#### QUOTED TEXT:
We can support a president – while also worshipping Jesus as the Son of God. But how is this possible? For one says that we must love our enemies, and the other says we must kill them; one promotes the economics of competition, while the other admonishes the forgiveness of debts.

To which do we pledge allegiance?

When we are talking about a baptized empire, one that has dazzled the church into conformity, we are not just talking about the violent militarism of Rome or the United States or Iran or North Korea. We are also talking about a much more prevalent, subtle and powerful empire that seeps into every home – our daily global lifestyle.

We might hope to change the world through better, bigger programs to stop global warming; but global warming will not end unless people become less greedy and less wasteful, gaining a fresh vision of what it means to love our global neighbor.

So even as we see the horror of death, may we be reminded that, in the end, love wins. Mercy triumphs. Life is more powerful than death. And even those who have committed great violence can have the image of God come to life again within them, as they hear the whisper of love.

May the whisper of love grow louder than the thunder of violence. May we love loudly.

A peculiar party 

Jesus is forming a new kind of people, a different kind of party, whose peculiar politics are embodied in who we are. The church is a people called out of the world to embody a social alternative that the world cannot know on its own terms.

It’s easy to have political views – that’s what politicians do. But it’s much harder to embody a political alternative – that’s what saints do. The greater challenge is right living, not just right thinking.

In Jesus, we meet not a presentation of basic ideas or a new political platform, but an invitation to join up – to become part of a movement, a people who embody good news.

One of the ways we can embody a new economy and politics is by making our own stuff from the scraps of the empire. In our communities, we are able to make many of the things we need. Each creation is a deliberate small act of resistance to the corporate global economy.

We are no longer talking about an eye for an eye and a bomb for a bomb, but about how one person committed to enemy-love can transform an entire conflict.

As much as we balk at its mysticism, the central political prayer and hope of Christians is: “Lord, come quickly; may your kingdom come.”

One thing that’s clear in the scriptures is that the nations do not lead people to peace; rather, people lead nations to peace.

The end of war begins with people who believe that another world is possible, and that another empire has already interrupted time and space – and is taking over this earth with the dreams of God.

#### WORK TO DO:
1/ Write out the passage on faith and empire word for word, beginning at the words "So even as we" and stopping after "whisper of love.".
2/ According to the passage on faith and empire, what is each creation made from the scraps of the empire?

#### INFORMATION SHOWN:
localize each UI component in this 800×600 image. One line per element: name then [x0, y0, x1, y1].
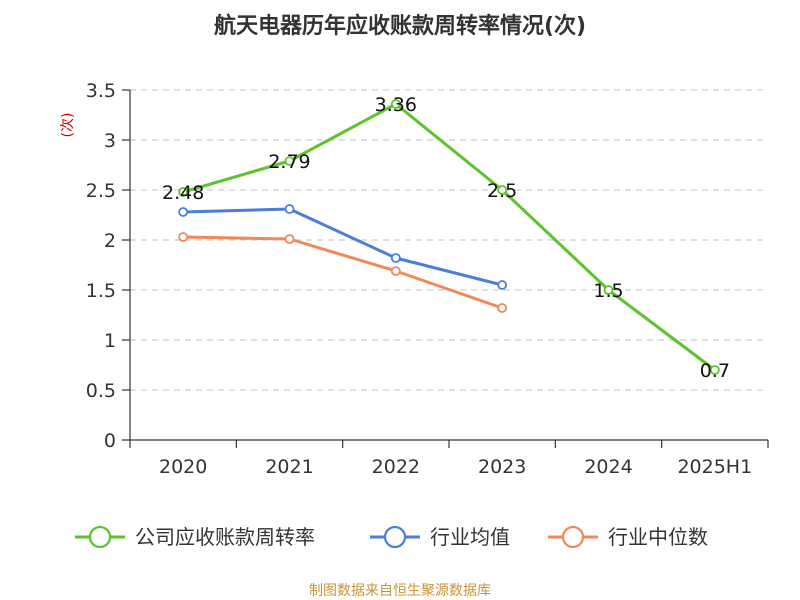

#### SOLUTIONS TO THE TASKS:
1/
So even as we see the horror of death, may we be reminded that, in the end, love wins. Mercy triumphs. Life is more powerful than death. And even those who have committed great violence can have the image of God come to life again within them, as they hear the whisper of love.

2/ A deliberate small act of resistance to the corporate global economy.